_Aim of the task_.
Determine how many lines contain the string "ramach", then reply with that figure only.

_Task inputs_.
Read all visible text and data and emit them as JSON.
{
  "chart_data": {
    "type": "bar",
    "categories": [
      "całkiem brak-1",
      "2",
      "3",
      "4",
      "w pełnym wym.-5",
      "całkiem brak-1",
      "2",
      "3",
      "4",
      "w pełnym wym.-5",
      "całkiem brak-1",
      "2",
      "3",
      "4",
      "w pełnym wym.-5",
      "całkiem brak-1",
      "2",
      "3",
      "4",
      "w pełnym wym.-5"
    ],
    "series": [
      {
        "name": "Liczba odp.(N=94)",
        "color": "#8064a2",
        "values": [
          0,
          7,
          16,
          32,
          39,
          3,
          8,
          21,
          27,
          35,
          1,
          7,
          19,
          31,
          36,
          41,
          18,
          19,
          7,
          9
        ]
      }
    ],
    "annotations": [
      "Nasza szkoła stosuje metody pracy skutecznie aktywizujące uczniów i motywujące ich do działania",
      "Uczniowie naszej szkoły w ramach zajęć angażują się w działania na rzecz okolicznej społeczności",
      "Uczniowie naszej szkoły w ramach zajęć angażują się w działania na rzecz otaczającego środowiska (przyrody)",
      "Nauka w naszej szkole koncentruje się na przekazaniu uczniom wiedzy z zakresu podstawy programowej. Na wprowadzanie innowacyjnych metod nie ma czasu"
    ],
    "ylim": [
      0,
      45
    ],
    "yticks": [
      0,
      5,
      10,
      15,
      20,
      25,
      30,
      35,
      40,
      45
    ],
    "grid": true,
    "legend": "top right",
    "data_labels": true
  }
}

_Answer in full_.
2